▶ What to work on: Consider the data that follows and state how many lines contain the string "JSON", using the number alone.

▶ Given entries:
_ _ _

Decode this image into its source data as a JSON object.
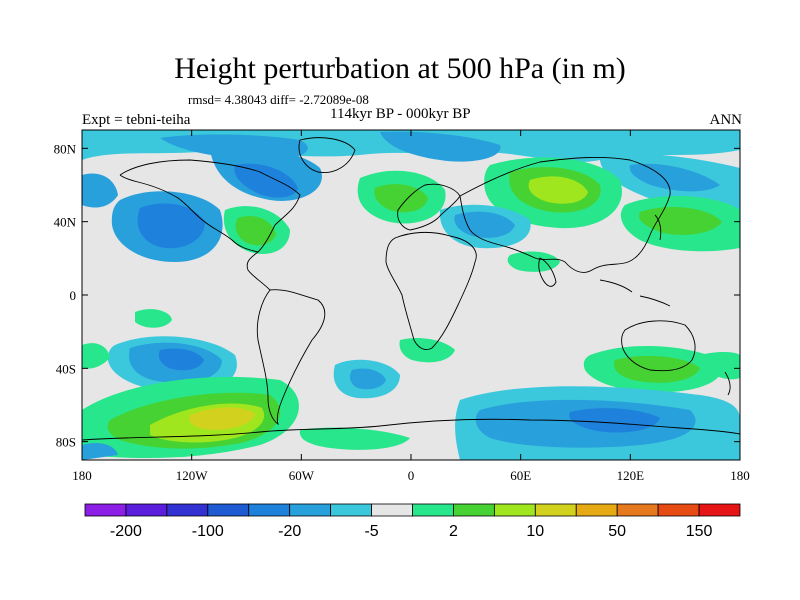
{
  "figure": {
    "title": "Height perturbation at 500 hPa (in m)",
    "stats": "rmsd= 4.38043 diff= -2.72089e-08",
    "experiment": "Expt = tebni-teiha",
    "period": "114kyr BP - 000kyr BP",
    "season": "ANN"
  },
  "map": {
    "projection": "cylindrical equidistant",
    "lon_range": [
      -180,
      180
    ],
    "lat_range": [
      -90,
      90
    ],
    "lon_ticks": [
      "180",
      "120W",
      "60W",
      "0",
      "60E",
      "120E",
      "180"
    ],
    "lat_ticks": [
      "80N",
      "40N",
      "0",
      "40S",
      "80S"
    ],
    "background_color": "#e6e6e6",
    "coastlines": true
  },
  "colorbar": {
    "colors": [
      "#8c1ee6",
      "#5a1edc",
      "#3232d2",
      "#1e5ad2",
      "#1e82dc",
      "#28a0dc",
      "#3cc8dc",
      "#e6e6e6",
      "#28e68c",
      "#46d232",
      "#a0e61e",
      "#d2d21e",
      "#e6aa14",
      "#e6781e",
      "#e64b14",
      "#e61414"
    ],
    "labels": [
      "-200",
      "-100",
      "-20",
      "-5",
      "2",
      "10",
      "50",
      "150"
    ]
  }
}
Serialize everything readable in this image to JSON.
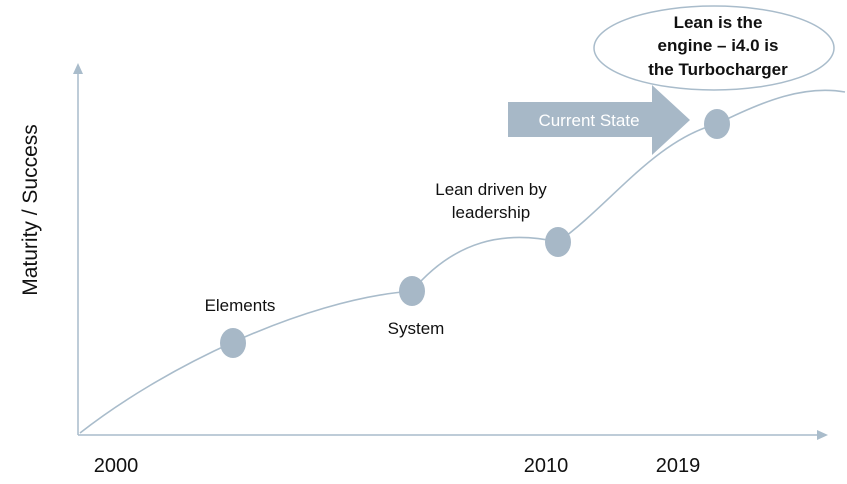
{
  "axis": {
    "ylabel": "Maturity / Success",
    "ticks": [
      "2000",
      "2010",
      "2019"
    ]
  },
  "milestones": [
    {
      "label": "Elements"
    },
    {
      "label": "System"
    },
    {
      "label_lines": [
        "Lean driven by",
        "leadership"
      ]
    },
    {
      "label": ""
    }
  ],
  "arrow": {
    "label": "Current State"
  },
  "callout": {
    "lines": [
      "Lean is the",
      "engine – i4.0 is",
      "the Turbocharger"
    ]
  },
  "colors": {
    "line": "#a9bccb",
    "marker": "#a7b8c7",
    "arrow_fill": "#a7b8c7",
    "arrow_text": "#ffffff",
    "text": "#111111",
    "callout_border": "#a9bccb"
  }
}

_ _ _

▶ Reply: 2